Your task is to extract every line from the material below exactly.
====== Supplied records
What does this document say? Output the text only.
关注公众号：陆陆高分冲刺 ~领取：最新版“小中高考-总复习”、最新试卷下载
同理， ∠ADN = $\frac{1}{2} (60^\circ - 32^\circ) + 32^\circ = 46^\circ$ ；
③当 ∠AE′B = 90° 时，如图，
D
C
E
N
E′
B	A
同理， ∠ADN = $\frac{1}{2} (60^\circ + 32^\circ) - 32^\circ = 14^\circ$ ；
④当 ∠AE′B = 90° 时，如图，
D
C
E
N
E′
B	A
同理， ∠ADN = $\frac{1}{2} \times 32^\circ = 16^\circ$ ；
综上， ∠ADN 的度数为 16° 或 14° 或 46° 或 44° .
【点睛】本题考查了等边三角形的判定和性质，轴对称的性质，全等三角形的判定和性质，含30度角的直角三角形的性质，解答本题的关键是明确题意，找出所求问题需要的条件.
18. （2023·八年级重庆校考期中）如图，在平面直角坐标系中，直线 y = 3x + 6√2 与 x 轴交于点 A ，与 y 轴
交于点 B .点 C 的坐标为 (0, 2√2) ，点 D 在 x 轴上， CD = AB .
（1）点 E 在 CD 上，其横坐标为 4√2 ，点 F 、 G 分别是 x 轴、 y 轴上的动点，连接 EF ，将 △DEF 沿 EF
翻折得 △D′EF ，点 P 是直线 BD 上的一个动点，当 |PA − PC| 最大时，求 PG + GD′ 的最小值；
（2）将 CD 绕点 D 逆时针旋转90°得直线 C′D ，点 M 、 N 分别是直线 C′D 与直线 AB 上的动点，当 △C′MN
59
============
● Correct result
What does this document say? Output the text only.
关注公众号：陆陆高分冲刺 ~领取：最新版“小中高考-总复习”、最新试卷下载
同理， ∠ADN = $\frac{1}{2} (60^\circ - 32^\circ) + 32^\circ = 46^\circ$ ；
③当 ∠AE′B = 90° 时，如图，
D
C
E
N
E′
B	A
同理， ∠ADN = $\frac{1}{2} (60^\circ + 32^\circ) - 32^\circ = 14^\circ$ ；
④当 ∠AE′B = 90° 时，如图，
D
C
E
N
E′
B	A
同理， ∠ADN = $\frac{1}{2} \times 32^\circ = 16^\circ$ ；
综上， ∠ADN 的度数为 16° 或 14° 或 46° 或 44° .
【点睛】本题考查了等边三角形的判定和性质，轴对称的性质，全等三角形的判定和性质，含30度角的直角三角形的性质，解答本题的关键是明确题意，找出所求问题需要的条件.
18. （2023·八年级重庆校考期中）如图，在平面直角坐标系中，直线 y = 3x + 6√2 与 x 轴交于点 A ，与 y 轴
交于点 B .点 C 的坐标为 (0, 2√2) ，点 D 在 x 轴上， CD = AB .
（1）点 E 在 CD 上，其横坐标为 4√2 ，点 F 、 G 分别是 x 轴、 y 轴上的动点，连接 EF ，将 △DEF 沿 EF
翻折得 △D′EF ，点 P 是直线 BD 上的一个动点，当 |PA − PC| 最大时，求 PG + GD′ 的最小值；
（2）将 CD 绕点 D 逆时针旋转90°得直线 C′D ，点 M 、 N 分别是直线 C′D 与直线 AB 上的动点，当 △C′MN
59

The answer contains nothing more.